__Task statement__:
Your task is to write out the complete listing exactly as it is shown.

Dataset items
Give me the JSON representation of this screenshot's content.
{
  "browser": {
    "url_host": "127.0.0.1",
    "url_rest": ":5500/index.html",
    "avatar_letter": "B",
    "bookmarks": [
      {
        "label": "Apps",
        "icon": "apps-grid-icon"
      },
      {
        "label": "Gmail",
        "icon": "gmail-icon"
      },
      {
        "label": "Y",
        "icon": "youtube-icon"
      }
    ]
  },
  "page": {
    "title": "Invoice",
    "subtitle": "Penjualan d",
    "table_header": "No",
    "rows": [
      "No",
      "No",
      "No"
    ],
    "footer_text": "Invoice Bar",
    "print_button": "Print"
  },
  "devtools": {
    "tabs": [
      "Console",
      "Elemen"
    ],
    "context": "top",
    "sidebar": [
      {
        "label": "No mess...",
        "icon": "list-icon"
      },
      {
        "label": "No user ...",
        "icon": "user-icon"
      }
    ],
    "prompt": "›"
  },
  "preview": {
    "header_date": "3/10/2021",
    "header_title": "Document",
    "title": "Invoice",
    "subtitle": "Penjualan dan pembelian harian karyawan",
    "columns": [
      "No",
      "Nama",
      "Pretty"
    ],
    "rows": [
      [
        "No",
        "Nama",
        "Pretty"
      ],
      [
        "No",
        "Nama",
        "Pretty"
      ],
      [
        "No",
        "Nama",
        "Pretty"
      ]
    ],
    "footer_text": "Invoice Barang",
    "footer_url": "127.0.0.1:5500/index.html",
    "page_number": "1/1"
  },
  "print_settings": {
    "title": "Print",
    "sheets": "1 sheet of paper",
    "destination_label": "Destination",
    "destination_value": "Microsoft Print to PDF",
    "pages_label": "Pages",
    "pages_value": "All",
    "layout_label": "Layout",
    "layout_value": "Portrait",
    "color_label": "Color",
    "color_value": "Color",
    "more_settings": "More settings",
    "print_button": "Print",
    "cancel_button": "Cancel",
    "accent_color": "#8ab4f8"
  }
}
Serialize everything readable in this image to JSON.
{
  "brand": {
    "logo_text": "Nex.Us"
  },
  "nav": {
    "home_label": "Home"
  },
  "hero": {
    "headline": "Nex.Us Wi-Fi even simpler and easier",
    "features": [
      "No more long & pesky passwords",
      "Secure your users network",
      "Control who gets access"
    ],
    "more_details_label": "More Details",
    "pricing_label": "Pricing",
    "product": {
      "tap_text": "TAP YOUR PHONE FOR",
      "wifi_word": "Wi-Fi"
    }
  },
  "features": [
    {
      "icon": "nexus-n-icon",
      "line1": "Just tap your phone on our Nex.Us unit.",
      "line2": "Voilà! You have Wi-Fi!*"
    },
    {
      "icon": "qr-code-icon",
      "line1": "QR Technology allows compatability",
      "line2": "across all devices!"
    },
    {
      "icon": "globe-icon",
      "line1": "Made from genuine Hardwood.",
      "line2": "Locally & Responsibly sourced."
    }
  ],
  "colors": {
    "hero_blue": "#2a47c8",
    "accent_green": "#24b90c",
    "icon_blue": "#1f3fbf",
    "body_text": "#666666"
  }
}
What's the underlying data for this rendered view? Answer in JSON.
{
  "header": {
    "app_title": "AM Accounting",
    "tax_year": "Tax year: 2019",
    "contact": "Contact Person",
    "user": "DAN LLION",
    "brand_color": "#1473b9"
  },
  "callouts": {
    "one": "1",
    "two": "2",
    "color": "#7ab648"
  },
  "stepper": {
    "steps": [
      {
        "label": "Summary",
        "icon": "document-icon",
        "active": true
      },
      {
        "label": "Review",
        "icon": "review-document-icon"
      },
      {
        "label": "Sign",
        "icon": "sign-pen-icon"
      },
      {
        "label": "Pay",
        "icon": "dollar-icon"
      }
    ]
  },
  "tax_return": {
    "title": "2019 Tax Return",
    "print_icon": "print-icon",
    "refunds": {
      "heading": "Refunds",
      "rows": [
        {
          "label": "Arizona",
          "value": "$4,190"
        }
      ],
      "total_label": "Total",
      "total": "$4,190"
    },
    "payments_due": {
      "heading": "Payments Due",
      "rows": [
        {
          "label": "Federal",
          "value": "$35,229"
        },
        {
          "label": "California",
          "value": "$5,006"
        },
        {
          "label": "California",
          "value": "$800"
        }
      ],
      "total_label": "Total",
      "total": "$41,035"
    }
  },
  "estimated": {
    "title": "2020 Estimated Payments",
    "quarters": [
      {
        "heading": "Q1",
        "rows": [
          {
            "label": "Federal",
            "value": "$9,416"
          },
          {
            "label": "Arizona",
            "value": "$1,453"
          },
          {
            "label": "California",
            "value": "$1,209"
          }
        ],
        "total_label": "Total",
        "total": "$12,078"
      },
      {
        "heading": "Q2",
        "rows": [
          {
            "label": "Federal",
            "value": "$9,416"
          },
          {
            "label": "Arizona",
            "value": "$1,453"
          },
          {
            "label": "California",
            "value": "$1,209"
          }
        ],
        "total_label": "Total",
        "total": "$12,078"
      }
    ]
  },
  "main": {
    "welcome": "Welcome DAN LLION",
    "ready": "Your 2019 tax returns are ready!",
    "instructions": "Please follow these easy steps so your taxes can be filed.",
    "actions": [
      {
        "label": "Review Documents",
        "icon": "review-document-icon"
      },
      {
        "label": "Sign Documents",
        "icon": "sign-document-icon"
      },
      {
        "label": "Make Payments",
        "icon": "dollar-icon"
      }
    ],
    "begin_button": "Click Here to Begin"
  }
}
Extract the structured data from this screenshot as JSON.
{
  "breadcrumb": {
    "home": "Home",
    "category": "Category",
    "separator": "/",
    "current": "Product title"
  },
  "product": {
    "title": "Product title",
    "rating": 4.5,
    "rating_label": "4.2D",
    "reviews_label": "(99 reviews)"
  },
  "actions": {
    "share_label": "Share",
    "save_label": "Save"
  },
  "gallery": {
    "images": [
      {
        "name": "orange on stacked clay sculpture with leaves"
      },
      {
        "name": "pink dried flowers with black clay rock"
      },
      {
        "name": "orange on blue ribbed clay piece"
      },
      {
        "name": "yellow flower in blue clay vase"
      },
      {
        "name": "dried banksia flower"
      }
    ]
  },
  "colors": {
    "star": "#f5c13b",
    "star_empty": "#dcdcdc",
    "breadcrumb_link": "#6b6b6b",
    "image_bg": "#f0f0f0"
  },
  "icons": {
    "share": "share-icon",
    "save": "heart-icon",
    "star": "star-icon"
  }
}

__Task answer__:
Give me the JSON representation of this screenshot's content.
{
  "browser": {
    "url_host": "127.0.0.1",
    "url_rest": ":5500/index.html",
    "avatar_letter": "B",
    "bookmarks": [
      {
        "label": "Apps",
        "icon": "apps-grid-icon"
      },
      {
        "label": "Gmail",
        "icon": "gmail-icon"
      },
      {
        "label": "Y",
        "icon": "youtube-icon"
      }
    ]
  },
  "page": {
    "title": "Invoice",
    "subtitle": "Penjualan d",
    "table_header": "No",
    "rows": [
      "No",
      "No",
      "No"
    ],
    "footer_text": "Invoice Bar",
    "print_button": "Print"
  },
  "devtools": {
    "tabs": [
      "Console",
      "Elemen"
    ],
    "context": "top",
    "sidebar": [
      {
        "label": "No mess...",
        "icon": "list-icon"
      },
      {
        "label": "No user ...",
        "icon": "user-icon"
      }
    ],
    "prompt": "›"
  },
  "preview": {
    "header_date": "3/10/2021",
    "header_title": "Document",
    "title": "Invoice",
    "subtitle": "Penjualan dan pembelian harian karyawan",
    "columns": [
      "No",
      "Nama",
      "Pretty"
    ],
    "rows": [
      [
        "No",
        "Nama",
        "Pretty"
      ],
      [
        "No",
        "Nama",
        "Pretty"
      ],
      [
        "No",
        "Nama",
        "Pretty"
      ]
    ],
    "footer_text": "Invoice Barang",
    "footer_url": "127.0.0.1:5500/index.html",
    "page_number": "1/1"
  },
  "print_settings": {
    "title": "Print",
    "sheets": "1 sheet of paper",
    "destination_label": "Destination",
    "destination_value": "Microsoft Print to PDF",
    "pages_label": "Pages",
    "pages_value": "All",
    "layout_label": "Layout",
    "layout_value": "Portrait",
    "color_label": "Color",
    "color_value": "Color",
    "more_settings": "More settings",
    "print_button": "Print",
    "cancel_button": "Cancel",
    "accent_color": "#8ab4f8"
  }
}
Serialize everything readable in this image to JSON.
{
  "brand": {
    "logo_text": "Nex.Us"
  },
  "nav": {
    "home_label": "Home"
  },
  "hero": {
    "headline": "Nex.Us Wi-Fi even simpler and easier",
    "features": [
      "No more long & pesky passwords",
      "Secure your users network",
      "Control who gets access"
    ],
    "more_details_label": "More Details",
    "pricing_label": "Pricing",
    "product": {
      "tap_text": "TAP YOUR PHONE FOR",
      "wifi_word": "Wi-Fi"
    }
  },
  "features": [
    {
      "icon": "nexus-n-icon",
      "line1": "Just tap your phone on our Nex.Us unit.",
      "line2": "Voilà! You have Wi-Fi!*"
    },
    {
      "icon": "qr-code-icon",
      "line1": "QR Technology allows compatability",
      "line2": "across all devices!"
    },
    {
      "icon": "globe-icon",
      "line1": "Made from genuine Hardwood.",
      "line2": "Locally & Responsibly sourced."
    }
  ],
  "colors": {
    "hero_blue": "#2a47c8",
    "accent_green": "#24b90c",
    "icon_blue": "#1f3fbf",
    "body_text": "#666666"
  }
}
What's the underlying data for this rendered view? Answer in JSON.
{
  "header": {
    "app_title": "AM Accounting",
    "tax_year": "Tax year: 2019",
    "contact": "Contact Person",
    "user": "DAN LLION",
    "brand_color": "#1473b9"
  },
  "callouts": {
    "one": "1",
    "two": "2",
    "color": "#7ab648"
  },
  "stepper": {
    "steps": [
      {
        "label": "Summary",
        "icon": "document-icon",
        "active": true
      },
      {
        "label": "Review",
        "icon": "review-document-icon"
      },
      {
        "label": "Sign",
        "icon": "sign-pen-icon"
      },
      {
        "label": "Pay",
        "icon": "dollar-icon"
      }
    ]
  },
  "tax_return": {
    "title": "2019 Tax Return",
    "print_icon": "print-icon",
    "refunds": {
      "heading": "Refunds",
      "rows": [
        {
          "label": "Arizona",
          "value": "$4,190"
        }
      ],
      "total_label": "Total",
      "total": "$4,190"
    },
    "payments_due": {
      "heading": "Payments Due",
      "rows": [
        {
          "label": "Federal",
          "value": "$35,229"
        },
        {
          "label": "California",
          "value": "$5,006"
        },
        {
          "label": "California",
          "value": "$800"
        }
      ],
      "total_label": "Total",
      "total": "$41,035"
    }
  },
  "estimated": {
    "title": "2020 Estimated Payments",
    "quarters": [
      {
        "heading": "Q1",
        "rows": [
          {
            "label": "Federal",
            "value": "$9,416"
          },
          {
            "label": "Arizona",
            "value": "$1,453"
          },
          {
            "label": "California",
            "value": "$1,209"
          }
        ],
        "total_label": "Total",
        "total": "$12,078"
      },
      {
        "heading": "Q2",
        "rows": [
          {
            "label": "Federal",
            "value": "$9,416"
          },
          {
            "label": "Arizona",
            "value": "$1,453"
          },
          {
            "label": "California",
            "value": "$1,209"
          }
        ],
        "total_label": "Total",
        "total": "$12,078"
      }
    ]
  },
  "main": {
    "welcome": "Welcome DAN LLION",
    "ready": "Your 2019 tax returns are ready!",
    "instructions": "Please follow these easy steps so your taxes can be filed.",
    "actions": [
      {
        "label": "Review Documents",
        "icon": "review-document-icon"
      },
      {
        "label": "Sign Documents",
        "icon": "sign-document-icon"
      },
      {
        "label": "Make Payments",
        "icon": "dollar-icon"
      }
    ],
    "begin_button": "Click Here to Begin"
  }
}
Extract the structured data from this screenshot as JSON.
{
  "breadcrumb": {
    "home": "Home",
    "category": "Category",
    "separator": "/",
    "current": "Product title"
  },
  "product": {
    "title": "Product title",
    "rating": 4.5,
    "rating_label": "4.2D",
    "reviews_label": "(99 reviews)"
  },
  "actions": {
    "share_label": "Share",
    "save_label": "Save"
  },
  "gallery": {
    "images": [
      {
        "name": "orange on stacked clay sculpture with leaves"
      },
      {
        "name": "pink dried flowers with black clay rock"
      },
      {
        "name": "orange on blue ribbed clay piece"
      },
      {
        "name": "yellow flower in blue clay vase"
      },
      {
        "name": "dried banksia flower"
      }
    ]
  },
  "colors": {
    "star": "#f5c13b",
    "star_empty": "#dcdcdc",
    "breadcrumb_link": "#6b6b6b",
    "image_bg": "#f0f0f0"
  },
  "icons": {
    "share": "share-icon",
    "save": "heart-icon",
    "star": "star-icon"
  }
}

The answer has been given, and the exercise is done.